# Work to complete:
Every record that follows must be duplicated exactly, with images left out.

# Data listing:
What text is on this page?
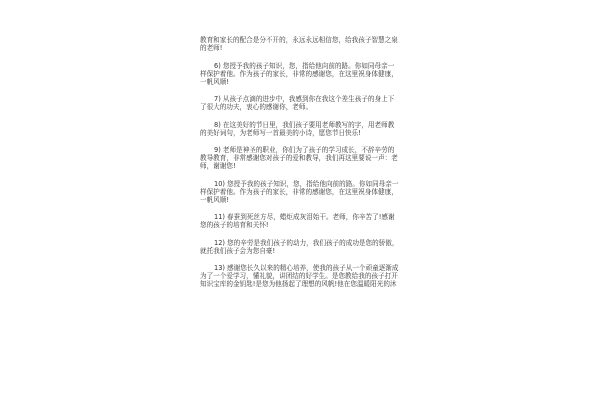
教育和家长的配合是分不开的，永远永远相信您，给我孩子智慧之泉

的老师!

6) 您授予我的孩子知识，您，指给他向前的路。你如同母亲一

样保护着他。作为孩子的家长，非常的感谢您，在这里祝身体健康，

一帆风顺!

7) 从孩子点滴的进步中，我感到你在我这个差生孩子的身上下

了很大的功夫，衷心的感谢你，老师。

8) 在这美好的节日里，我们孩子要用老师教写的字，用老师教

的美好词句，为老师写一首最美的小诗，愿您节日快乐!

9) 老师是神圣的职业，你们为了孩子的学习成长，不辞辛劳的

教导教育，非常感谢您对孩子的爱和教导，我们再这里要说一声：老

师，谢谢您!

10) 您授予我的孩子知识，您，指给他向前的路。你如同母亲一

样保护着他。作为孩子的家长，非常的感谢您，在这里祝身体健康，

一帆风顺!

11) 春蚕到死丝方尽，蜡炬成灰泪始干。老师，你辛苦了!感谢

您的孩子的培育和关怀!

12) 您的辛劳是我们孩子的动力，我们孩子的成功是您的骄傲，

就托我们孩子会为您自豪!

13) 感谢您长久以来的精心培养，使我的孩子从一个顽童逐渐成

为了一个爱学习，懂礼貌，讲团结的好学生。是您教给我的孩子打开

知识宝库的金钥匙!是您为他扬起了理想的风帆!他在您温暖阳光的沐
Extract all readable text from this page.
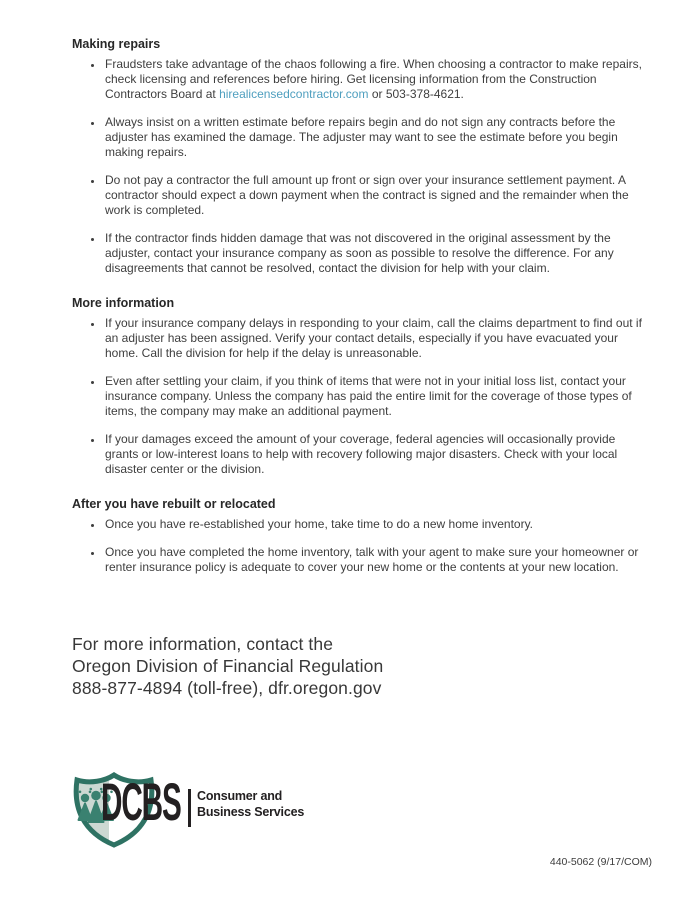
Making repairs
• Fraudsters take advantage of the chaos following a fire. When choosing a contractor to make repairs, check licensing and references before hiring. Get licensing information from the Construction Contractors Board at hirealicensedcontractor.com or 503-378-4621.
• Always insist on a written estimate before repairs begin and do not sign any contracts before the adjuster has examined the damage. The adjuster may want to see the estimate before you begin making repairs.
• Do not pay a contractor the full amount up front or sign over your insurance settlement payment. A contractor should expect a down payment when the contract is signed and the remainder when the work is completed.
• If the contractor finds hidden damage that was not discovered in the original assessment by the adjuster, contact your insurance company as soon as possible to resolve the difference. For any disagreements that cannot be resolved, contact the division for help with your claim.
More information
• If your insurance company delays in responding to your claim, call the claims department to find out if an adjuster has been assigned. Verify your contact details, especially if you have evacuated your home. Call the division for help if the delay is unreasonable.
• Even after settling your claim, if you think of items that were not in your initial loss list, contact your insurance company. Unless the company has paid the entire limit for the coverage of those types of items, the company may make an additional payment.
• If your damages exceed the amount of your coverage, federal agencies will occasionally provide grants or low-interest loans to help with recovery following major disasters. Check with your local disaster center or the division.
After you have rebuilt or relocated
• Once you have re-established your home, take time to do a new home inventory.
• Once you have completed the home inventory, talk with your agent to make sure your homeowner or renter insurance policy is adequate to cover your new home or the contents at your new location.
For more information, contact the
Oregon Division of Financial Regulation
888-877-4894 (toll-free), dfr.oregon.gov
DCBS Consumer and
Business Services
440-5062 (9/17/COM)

# Complete output:
What text is on this page?
教育和家长的配合是分不开的，永远永远相信您，给我孩子智慧之泉

的老师!

6) 您授予我的孩子知识，您，指给他向前的路。你如同母亲一

样保护着他。作为孩子的家长，非常的感谢您，在这里祝身体健康，

一帆风顺!

7) 从孩子点滴的进步中，我感到你在我这个差生孩子的身上下

了很大的功夫，衷心的感谢你，老师。

8) 在这美好的节日里，我们孩子要用老师教写的字，用老师教

的美好词句，为老师写一首最美的小诗，愿您节日快乐!

9) 老师是神圣的职业，你们为了孩子的学习成长，不辞辛劳的

教导教育，非常感谢您对孩子的爱和教导，我们再这里要说一声：老

师，谢谢您!

10) 您授予我的孩子知识，您，指给他向前的路。你如同母亲一

样保护着他。作为孩子的家长，非常的感谢您，在这里祝身体健康，

一帆风顺!

11) 春蚕到死丝方尽，蜡炬成灰泪始干。老师，你辛苦了!感谢

您的孩子的培育和关怀!

12) 您的辛劳是我们孩子的动力，我们孩子的成功是您的骄傲，

就托我们孩子会为您自豪!

13) 感谢您长久以来的精心培养，使我的孩子从一个顽童逐渐成

为了一个爱学习，懂礼貌，讲团结的好学生。是您教给我的孩子打开

知识宝库的金钥匙!是您为他扬起了理想的风帆!他在您温暖阳光的沐
Extract all readable text from this page.
Making repairs
• Fraudsters take advantage of the chaos following a fire. When choosing a contractor to make repairs, check licensing and references before hiring. Get licensing information from the Construction Contractors Board at hirealicensedcontractor.com or 503-378-4621.
• Always insist on a written estimate before repairs begin and do not sign any contracts before the adjuster has examined the damage. The adjuster may want to see the estimate before you begin making repairs.
• Do not pay a contractor the full amount up front or sign over your insurance settlement payment. A contractor should expect a down payment when the contract is signed and the remainder when the work is completed.
• If the contractor finds hidden damage that was not discovered in the original assessment by the adjuster, contact your insurance company as soon as possible to resolve the difference. For any disagreements that cannot be resolved, contact the division for help with your claim.
More information
• If your insurance company delays in responding to your claim, call the claims department to find out if an adjuster has been assigned. Verify your contact details, especially if you have evacuated your home. Call the division for help if the delay is unreasonable.
• Even after settling your claim, if you think of items that were not in your initial loss list, contact your insurance company. Unless the company has paid the entire limit for the coverage of those types of items, the company may make an additional payment.
• If your damages exceed the amount of your coverage, federal agencies will occasionally provide grants or low-interest loans to help with recovery following major disasters. Check with your local disaster center or the division.
After you have rebuilt or relocated
• Once you have re-established your home, take time to do a new home inventory.
• Once you have completed the home inventory, talk with your agent to make sure your homeowner or renter insurance policy is adequate to cover your new home or the contents at your new location.
For more information, contact the
Oregon Division of Financial Regulation
888-877-4894 (toll-free), dfr.oregon.gov
DCBS Consumer and
Business Services
440-5062 (9/17/COM)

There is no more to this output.